--- Start PROVIDED INFORMATION ---

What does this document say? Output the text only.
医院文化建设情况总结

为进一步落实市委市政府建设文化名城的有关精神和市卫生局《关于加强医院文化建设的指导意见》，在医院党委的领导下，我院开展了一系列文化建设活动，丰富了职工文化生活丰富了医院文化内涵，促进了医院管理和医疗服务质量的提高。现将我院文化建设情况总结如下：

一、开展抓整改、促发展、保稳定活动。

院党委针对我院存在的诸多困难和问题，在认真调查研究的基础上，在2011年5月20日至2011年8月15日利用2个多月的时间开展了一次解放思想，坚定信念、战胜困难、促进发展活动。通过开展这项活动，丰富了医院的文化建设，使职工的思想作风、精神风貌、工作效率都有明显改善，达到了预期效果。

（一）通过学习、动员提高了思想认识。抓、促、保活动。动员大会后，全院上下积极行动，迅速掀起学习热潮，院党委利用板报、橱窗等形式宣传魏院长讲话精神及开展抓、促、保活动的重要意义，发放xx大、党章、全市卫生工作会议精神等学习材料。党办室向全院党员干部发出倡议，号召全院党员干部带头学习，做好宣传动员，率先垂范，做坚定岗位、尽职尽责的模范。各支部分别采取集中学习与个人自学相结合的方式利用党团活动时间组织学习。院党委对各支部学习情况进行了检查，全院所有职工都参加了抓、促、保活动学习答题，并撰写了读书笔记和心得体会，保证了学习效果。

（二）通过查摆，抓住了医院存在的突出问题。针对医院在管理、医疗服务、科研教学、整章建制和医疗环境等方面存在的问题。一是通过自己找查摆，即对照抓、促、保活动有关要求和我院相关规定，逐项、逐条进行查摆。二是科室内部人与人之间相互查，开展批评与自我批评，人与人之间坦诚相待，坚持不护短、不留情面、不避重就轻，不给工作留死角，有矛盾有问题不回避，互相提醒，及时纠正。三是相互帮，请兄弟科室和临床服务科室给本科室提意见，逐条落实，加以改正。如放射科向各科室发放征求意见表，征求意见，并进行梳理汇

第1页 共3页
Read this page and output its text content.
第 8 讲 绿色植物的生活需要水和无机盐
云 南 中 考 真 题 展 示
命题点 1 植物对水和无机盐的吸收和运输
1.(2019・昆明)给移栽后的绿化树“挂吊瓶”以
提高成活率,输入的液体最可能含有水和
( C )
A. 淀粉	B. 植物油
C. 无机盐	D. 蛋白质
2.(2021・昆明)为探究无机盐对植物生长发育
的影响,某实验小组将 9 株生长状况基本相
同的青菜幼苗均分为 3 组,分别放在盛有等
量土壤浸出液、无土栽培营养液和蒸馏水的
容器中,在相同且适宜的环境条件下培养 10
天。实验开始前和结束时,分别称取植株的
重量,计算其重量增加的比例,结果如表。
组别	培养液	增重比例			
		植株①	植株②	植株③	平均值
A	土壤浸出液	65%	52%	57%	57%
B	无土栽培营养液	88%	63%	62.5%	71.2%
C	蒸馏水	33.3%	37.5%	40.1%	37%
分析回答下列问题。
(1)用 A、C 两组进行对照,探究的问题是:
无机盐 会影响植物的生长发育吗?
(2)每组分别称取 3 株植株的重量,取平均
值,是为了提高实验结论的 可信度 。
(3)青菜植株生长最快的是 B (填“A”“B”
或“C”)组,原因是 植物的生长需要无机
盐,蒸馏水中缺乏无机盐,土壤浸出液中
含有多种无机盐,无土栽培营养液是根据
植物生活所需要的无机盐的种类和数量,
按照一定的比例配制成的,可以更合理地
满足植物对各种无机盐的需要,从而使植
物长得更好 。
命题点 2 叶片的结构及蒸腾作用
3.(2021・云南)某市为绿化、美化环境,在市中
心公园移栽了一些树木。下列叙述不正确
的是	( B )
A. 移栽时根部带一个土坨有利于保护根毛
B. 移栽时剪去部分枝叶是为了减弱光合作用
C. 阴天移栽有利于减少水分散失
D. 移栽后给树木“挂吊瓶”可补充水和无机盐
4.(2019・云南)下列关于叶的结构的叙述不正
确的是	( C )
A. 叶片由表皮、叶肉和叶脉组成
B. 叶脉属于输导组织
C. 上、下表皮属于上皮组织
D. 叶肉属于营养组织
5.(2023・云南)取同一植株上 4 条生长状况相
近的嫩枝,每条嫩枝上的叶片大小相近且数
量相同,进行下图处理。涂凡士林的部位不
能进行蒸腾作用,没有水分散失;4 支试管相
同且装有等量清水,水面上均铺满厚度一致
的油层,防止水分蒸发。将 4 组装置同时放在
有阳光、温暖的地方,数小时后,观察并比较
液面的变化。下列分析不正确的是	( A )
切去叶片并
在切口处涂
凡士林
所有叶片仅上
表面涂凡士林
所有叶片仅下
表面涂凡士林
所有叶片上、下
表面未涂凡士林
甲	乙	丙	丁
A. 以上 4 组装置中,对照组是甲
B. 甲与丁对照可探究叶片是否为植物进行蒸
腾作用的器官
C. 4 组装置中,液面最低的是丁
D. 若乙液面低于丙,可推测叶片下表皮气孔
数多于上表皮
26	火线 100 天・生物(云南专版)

--- End PROVIDED INFORMATION ---

AIM
Which lines contain the word "this"? Copy each one.

RESPONSE BELOW
What does this document say? Output the text only.
Read this page and output its text content.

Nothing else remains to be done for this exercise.